- **Task directions**:
Locate all lines with the word "JSON". Copy them.

-- start Data lines --

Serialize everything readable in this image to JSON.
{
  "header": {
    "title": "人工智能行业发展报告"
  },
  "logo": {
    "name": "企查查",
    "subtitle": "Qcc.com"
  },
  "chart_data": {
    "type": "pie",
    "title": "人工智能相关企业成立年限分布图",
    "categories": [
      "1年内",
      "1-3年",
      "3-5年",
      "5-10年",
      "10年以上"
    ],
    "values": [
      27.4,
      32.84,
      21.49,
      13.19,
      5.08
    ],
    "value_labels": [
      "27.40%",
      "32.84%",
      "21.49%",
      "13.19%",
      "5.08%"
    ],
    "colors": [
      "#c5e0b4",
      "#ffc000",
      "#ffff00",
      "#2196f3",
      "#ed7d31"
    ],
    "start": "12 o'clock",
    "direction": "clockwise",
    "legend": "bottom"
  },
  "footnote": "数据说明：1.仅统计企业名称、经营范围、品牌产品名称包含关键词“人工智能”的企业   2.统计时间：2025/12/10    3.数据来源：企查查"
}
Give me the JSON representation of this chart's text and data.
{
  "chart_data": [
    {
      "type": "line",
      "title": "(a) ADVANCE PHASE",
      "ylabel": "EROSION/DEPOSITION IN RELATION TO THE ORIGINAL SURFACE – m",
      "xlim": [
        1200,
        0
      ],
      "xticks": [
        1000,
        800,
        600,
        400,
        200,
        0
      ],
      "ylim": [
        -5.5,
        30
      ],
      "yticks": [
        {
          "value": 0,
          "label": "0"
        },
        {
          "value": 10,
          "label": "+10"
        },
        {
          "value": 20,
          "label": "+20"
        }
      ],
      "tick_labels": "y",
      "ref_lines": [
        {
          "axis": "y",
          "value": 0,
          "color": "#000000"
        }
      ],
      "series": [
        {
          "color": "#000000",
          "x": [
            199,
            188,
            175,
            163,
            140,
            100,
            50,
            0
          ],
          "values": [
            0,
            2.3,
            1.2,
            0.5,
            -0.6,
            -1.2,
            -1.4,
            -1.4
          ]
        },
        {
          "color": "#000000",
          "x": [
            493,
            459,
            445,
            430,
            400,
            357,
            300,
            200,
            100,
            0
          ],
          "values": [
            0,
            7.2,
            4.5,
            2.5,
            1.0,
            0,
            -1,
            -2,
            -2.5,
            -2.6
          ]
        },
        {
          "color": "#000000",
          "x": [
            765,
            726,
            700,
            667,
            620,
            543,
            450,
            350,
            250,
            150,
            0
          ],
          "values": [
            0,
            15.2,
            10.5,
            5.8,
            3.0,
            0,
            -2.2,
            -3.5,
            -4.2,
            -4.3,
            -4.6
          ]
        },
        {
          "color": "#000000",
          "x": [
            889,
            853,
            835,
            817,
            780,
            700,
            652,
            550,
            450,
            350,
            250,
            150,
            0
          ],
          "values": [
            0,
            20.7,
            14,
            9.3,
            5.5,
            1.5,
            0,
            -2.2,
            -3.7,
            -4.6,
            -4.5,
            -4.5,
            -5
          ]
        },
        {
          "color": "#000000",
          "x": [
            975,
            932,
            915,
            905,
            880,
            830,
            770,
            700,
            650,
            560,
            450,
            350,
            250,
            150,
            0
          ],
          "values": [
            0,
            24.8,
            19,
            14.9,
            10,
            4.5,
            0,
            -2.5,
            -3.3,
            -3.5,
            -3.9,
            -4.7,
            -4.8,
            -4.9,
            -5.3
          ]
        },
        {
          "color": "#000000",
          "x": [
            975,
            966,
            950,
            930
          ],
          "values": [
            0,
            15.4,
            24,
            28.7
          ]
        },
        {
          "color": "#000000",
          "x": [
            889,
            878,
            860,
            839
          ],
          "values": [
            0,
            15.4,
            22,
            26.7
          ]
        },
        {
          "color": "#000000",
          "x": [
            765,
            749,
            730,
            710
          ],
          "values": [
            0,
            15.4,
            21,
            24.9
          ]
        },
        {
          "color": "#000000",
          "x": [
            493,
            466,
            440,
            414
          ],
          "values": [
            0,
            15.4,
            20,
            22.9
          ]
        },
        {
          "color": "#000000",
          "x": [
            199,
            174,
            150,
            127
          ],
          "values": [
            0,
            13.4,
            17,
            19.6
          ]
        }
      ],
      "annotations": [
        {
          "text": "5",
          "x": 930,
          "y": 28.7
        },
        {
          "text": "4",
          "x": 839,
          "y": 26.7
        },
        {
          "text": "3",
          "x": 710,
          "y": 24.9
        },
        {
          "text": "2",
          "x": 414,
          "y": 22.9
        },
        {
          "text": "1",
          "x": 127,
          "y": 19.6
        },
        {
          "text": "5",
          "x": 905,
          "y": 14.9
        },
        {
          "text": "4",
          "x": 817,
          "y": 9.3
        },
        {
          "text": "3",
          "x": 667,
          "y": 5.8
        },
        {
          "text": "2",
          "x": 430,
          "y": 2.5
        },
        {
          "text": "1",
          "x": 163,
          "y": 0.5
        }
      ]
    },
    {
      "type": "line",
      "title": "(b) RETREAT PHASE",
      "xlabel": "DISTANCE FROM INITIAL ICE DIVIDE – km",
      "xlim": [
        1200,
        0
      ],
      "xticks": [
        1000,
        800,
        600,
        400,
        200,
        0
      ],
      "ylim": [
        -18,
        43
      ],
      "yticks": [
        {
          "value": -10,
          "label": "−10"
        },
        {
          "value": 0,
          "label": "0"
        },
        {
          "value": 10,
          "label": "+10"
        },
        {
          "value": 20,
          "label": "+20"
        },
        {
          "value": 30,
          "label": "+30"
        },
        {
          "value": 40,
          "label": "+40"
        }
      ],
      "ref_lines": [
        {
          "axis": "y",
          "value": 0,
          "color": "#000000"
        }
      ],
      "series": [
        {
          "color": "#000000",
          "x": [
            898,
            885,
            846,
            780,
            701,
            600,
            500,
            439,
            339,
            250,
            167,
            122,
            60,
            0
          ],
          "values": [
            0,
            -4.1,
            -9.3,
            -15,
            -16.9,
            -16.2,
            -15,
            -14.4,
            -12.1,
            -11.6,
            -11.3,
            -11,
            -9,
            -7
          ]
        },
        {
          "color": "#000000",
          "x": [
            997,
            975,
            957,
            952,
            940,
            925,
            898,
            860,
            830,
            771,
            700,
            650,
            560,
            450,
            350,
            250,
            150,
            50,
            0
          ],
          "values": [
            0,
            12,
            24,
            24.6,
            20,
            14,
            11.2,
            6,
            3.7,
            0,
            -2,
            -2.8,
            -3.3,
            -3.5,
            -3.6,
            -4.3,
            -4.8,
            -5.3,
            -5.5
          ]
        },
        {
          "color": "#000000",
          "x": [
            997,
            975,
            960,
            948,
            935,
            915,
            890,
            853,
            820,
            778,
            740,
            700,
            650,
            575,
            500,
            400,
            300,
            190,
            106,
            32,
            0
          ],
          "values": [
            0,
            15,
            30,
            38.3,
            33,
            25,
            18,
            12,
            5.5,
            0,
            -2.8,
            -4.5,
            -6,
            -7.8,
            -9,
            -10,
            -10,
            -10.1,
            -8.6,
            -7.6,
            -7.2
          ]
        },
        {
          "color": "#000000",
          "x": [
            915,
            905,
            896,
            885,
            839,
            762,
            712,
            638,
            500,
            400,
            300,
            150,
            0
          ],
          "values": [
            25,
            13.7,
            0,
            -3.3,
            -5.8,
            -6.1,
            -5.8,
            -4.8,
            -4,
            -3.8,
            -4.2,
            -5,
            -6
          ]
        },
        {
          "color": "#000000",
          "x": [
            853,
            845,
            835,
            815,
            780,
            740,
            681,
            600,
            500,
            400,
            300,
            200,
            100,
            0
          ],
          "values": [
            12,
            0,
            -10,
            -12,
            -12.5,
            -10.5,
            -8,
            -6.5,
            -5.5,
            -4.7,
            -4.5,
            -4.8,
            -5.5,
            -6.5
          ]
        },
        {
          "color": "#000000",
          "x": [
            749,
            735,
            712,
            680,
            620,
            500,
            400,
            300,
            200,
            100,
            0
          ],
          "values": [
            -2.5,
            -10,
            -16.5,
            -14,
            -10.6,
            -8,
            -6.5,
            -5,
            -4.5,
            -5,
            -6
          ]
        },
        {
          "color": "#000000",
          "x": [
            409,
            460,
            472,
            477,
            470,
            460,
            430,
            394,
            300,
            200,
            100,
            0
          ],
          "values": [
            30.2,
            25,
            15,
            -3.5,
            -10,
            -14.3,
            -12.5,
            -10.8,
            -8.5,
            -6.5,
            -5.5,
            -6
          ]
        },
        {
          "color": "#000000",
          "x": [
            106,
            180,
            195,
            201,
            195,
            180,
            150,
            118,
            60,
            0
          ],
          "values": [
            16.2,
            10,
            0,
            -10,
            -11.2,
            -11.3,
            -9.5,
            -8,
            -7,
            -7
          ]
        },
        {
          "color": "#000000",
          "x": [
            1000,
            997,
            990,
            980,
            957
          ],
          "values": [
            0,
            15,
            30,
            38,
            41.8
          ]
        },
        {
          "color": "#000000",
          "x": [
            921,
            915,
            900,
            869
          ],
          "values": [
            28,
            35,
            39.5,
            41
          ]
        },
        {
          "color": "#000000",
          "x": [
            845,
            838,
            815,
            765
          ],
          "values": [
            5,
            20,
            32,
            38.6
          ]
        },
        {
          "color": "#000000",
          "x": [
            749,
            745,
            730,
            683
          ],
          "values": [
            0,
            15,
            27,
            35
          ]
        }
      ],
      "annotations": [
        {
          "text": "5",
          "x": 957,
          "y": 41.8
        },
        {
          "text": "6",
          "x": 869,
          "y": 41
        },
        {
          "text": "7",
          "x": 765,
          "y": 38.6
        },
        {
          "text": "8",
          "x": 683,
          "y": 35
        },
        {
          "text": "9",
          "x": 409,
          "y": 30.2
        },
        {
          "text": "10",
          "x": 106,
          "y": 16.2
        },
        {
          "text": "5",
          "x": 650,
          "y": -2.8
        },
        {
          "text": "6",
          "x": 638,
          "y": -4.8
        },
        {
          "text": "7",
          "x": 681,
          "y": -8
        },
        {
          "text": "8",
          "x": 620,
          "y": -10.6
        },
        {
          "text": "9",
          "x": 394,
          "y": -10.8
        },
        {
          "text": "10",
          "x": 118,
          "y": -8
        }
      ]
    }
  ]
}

-- end Data lines --

- **Solution for this exercise**:
Serialize everything readable in this image to JSON.
Give me the JSON representation of this chart's text and data.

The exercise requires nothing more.